• _Exercise_
Count every line where "text" occurs. Give the total alone.

begin Dataset excerpts

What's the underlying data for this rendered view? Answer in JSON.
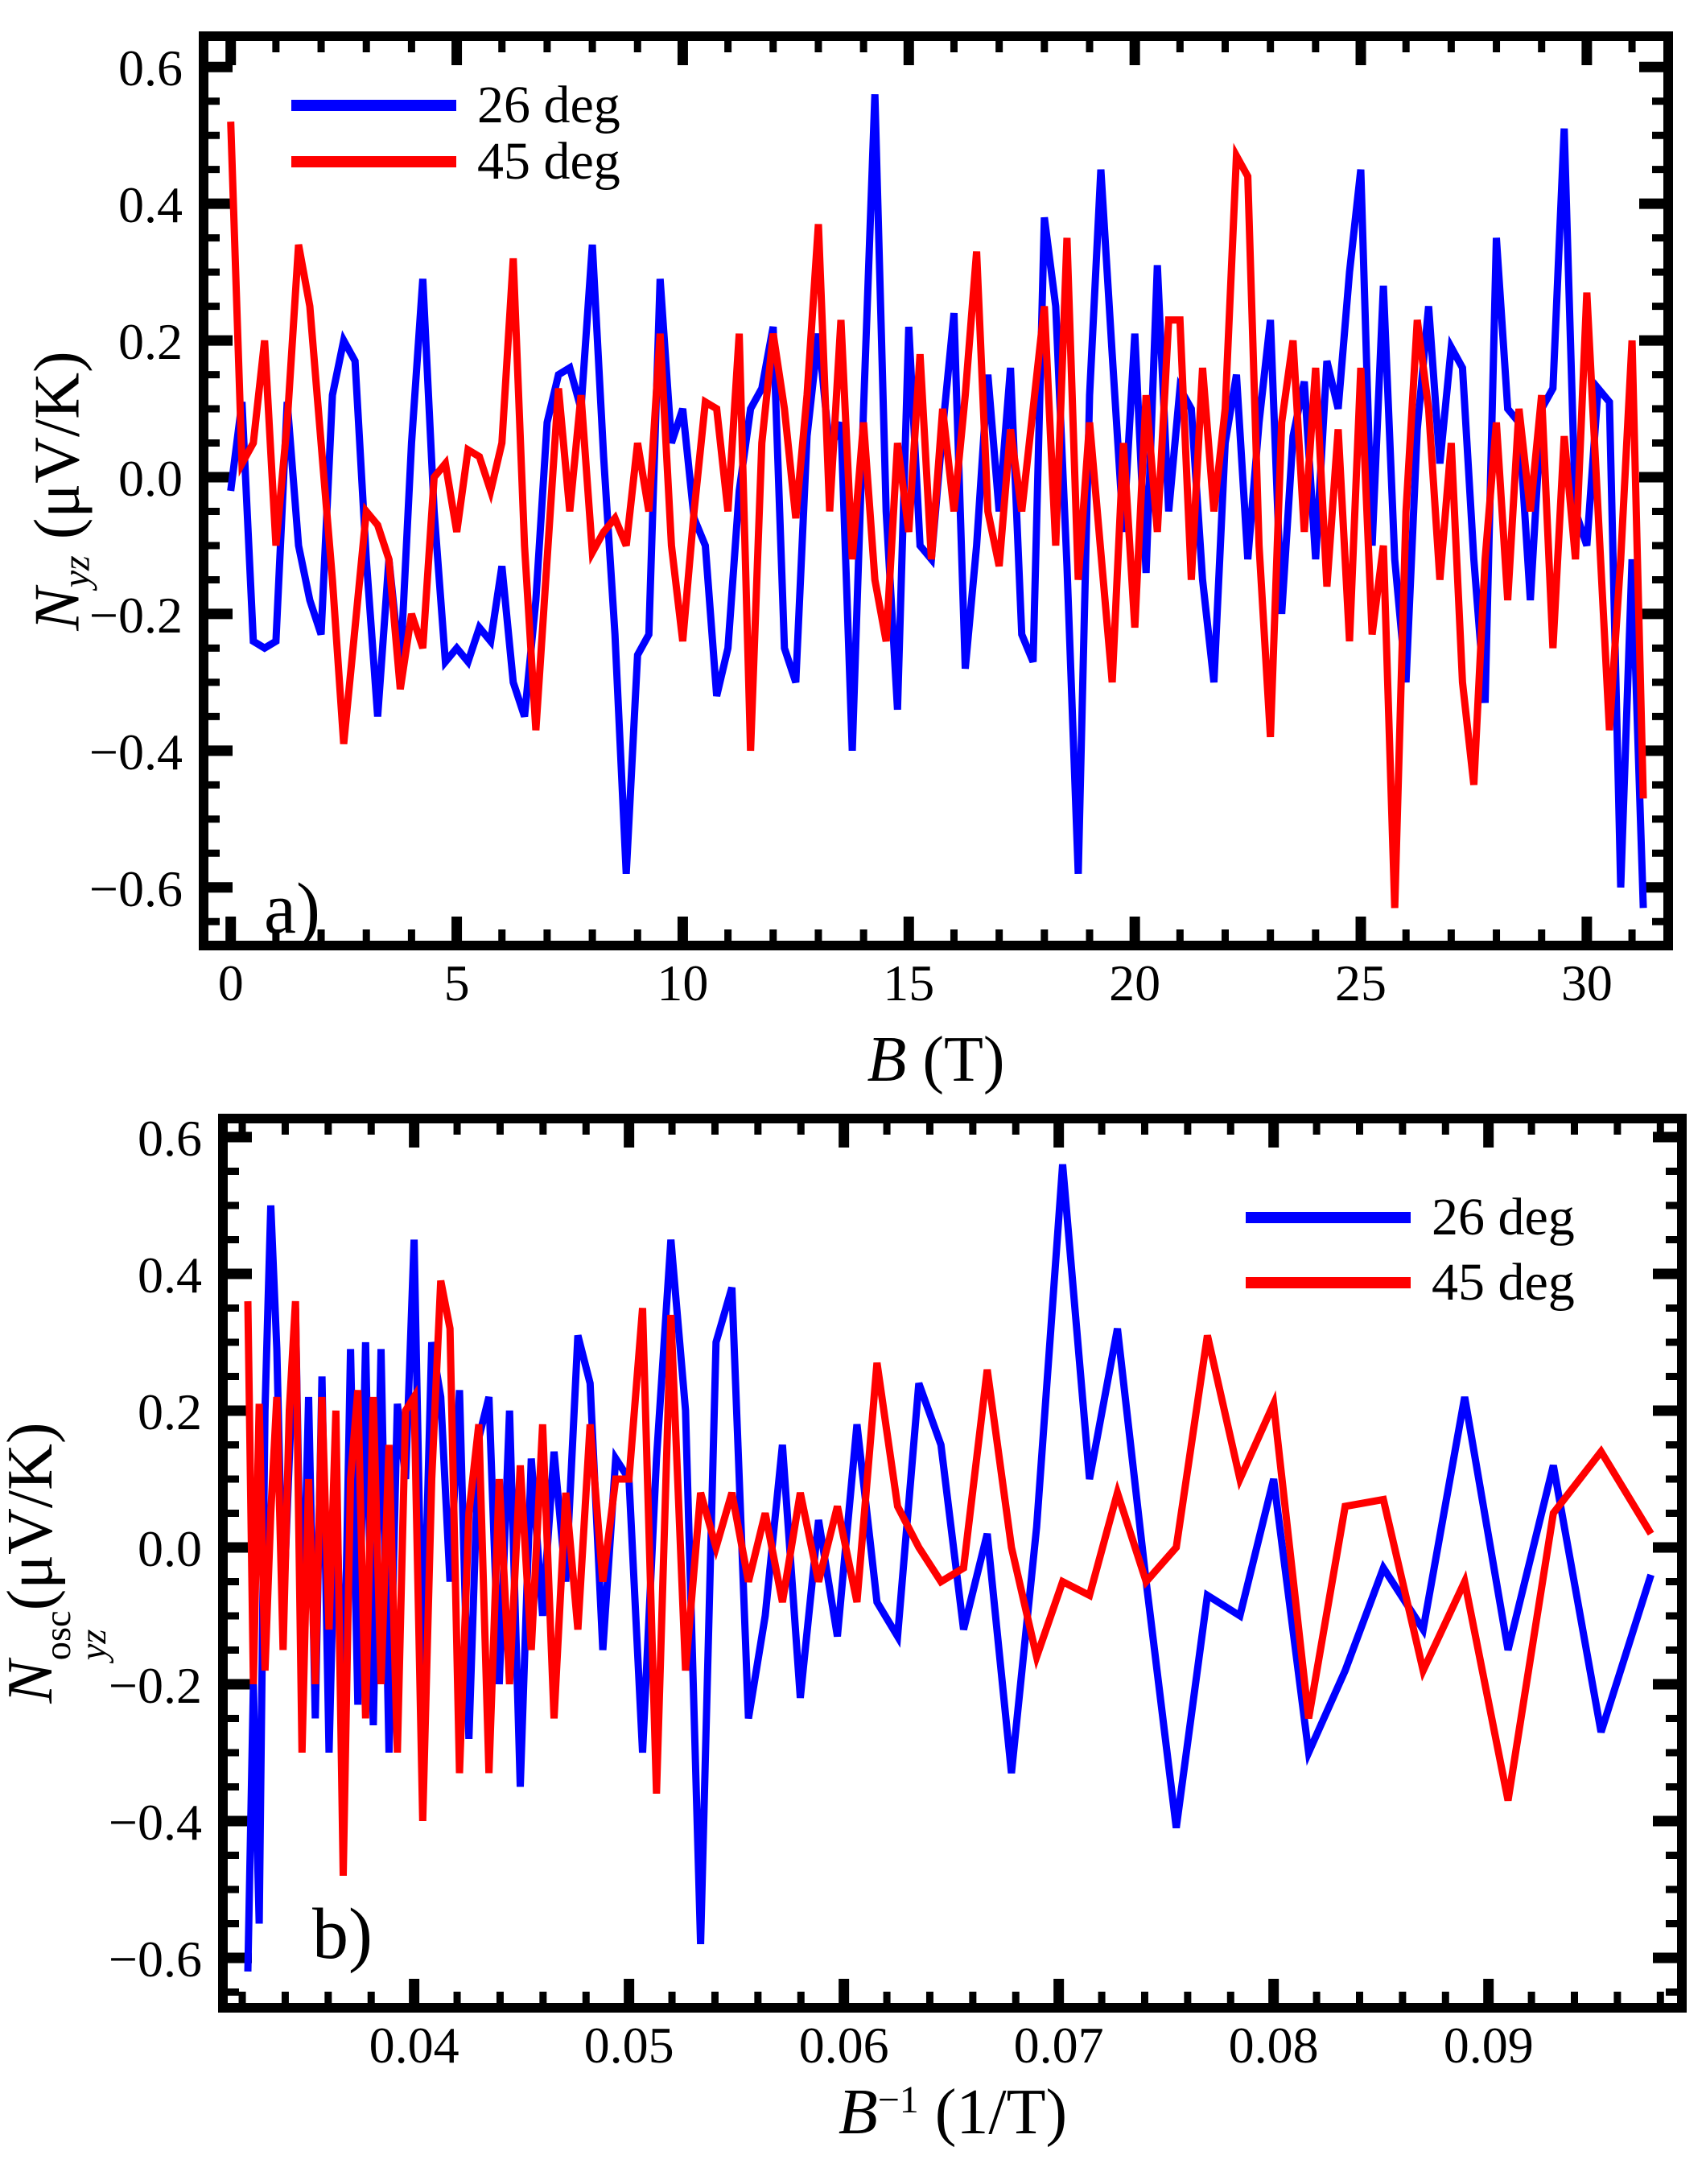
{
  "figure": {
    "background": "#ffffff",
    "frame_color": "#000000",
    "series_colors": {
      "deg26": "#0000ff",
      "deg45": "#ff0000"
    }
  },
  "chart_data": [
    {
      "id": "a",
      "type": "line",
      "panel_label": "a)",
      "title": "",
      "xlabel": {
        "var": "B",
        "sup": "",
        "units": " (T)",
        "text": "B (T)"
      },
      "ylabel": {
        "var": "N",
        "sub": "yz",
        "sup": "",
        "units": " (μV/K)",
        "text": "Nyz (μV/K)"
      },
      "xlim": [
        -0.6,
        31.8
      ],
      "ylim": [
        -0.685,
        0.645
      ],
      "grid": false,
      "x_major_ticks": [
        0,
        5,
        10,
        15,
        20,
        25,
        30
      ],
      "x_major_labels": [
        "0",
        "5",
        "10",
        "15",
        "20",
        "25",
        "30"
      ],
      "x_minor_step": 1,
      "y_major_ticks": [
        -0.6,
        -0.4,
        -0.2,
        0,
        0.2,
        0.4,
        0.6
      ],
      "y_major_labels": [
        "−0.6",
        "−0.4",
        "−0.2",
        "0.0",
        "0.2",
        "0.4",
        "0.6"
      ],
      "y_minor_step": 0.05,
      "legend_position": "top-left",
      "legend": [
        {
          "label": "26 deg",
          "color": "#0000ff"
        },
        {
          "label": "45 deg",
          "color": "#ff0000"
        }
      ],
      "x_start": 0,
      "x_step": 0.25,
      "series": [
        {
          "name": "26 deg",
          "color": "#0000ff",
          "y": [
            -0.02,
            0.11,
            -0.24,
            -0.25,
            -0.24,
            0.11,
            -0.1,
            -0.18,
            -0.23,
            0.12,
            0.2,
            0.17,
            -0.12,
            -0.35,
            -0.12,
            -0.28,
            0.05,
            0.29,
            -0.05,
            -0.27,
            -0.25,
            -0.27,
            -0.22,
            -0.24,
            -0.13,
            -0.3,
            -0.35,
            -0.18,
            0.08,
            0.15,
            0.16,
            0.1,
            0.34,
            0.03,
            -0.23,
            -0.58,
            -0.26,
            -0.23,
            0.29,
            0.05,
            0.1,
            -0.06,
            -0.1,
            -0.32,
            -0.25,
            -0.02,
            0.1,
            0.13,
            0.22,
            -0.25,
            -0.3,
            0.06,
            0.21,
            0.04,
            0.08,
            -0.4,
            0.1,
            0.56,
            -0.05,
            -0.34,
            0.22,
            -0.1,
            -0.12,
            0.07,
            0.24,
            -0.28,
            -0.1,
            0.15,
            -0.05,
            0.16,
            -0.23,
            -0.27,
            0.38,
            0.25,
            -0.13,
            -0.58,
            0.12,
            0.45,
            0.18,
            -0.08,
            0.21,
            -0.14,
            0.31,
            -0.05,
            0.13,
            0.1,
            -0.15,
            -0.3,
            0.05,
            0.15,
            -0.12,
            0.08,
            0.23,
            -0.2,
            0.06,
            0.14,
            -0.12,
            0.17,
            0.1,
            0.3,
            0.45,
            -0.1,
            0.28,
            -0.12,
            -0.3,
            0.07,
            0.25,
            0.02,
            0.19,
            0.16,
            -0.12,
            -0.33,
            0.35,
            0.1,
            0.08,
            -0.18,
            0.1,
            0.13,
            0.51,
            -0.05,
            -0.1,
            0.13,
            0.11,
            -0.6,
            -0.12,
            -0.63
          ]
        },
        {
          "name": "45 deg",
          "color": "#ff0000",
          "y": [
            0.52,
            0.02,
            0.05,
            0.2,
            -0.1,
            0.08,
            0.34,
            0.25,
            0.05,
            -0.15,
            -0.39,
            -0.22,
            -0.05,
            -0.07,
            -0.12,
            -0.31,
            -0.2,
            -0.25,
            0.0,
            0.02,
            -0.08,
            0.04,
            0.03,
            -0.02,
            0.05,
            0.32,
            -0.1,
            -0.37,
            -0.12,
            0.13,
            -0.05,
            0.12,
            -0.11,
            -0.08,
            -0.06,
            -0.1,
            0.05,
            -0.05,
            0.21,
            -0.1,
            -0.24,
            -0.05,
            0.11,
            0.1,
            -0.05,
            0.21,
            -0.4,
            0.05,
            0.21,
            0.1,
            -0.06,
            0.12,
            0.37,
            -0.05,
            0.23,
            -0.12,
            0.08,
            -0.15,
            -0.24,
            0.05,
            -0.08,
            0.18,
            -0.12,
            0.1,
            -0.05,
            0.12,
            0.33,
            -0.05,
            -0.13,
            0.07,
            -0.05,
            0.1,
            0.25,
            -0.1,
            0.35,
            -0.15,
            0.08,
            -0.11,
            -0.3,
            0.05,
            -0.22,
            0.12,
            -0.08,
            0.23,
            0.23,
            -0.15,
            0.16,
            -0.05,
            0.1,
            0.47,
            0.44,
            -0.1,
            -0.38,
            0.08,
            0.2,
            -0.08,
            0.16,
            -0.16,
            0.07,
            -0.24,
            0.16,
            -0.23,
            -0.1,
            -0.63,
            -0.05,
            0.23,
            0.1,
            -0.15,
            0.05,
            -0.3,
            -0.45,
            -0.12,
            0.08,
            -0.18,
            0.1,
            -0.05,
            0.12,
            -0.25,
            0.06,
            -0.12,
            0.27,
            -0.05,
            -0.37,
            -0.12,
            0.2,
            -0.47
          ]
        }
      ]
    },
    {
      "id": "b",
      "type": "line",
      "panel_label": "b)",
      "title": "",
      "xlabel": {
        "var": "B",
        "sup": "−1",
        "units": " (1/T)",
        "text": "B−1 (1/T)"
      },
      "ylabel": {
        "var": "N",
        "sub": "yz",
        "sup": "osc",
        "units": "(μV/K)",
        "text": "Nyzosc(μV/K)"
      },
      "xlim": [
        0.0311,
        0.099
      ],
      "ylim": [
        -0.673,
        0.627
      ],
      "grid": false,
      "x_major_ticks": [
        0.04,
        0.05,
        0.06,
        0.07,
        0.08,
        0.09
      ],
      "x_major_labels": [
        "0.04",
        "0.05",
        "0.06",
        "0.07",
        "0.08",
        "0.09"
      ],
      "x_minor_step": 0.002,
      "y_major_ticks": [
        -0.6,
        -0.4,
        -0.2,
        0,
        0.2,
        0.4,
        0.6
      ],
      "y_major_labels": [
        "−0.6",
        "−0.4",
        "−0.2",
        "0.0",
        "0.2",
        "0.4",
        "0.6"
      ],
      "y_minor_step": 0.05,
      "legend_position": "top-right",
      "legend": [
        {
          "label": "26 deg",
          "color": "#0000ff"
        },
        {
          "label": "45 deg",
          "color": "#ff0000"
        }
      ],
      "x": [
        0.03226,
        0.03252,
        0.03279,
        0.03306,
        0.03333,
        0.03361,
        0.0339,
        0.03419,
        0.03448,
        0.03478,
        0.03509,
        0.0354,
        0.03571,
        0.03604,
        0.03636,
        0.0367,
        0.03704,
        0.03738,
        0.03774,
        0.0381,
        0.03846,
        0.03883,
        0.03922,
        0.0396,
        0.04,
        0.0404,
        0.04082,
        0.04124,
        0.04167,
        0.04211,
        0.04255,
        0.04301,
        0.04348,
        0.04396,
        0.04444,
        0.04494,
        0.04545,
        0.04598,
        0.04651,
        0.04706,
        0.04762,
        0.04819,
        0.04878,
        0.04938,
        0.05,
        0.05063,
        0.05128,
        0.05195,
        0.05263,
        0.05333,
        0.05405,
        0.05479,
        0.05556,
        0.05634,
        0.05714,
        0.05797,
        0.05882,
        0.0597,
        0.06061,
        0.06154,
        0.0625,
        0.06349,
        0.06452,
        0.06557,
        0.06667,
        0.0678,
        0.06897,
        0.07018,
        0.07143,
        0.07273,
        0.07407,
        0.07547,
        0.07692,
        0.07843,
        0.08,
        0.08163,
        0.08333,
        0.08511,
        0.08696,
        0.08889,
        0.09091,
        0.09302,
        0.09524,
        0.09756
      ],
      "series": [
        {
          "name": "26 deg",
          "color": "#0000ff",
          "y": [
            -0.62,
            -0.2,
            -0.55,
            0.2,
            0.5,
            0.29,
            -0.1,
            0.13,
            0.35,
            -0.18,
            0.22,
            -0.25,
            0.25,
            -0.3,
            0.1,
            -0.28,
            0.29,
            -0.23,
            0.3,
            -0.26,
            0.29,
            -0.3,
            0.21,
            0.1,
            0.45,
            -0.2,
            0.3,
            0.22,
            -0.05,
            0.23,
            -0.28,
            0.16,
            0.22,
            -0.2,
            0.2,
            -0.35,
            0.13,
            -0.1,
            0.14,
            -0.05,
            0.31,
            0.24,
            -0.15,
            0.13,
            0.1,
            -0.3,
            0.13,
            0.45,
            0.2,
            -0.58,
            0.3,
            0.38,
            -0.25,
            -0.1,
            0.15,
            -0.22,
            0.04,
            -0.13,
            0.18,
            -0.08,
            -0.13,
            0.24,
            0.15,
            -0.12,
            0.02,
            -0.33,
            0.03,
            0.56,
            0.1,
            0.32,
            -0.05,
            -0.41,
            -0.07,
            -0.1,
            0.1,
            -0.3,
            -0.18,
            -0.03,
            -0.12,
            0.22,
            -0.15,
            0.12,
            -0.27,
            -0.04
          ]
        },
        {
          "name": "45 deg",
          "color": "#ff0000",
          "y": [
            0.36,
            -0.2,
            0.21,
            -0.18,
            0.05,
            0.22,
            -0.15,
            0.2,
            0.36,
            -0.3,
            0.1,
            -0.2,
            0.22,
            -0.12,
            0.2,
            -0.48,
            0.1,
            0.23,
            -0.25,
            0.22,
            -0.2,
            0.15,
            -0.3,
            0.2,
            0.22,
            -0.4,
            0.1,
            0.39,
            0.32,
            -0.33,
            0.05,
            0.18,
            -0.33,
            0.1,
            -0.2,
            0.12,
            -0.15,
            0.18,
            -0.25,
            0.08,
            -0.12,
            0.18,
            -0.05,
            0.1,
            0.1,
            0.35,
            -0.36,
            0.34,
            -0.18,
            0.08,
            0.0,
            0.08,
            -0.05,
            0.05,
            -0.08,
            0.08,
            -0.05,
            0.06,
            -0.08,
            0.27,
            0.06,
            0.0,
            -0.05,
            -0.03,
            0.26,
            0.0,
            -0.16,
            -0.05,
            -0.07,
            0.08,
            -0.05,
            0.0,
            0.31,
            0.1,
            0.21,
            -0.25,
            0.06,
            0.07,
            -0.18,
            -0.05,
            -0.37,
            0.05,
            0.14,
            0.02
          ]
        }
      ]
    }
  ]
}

end Dataset excerpts

• _Task output_
4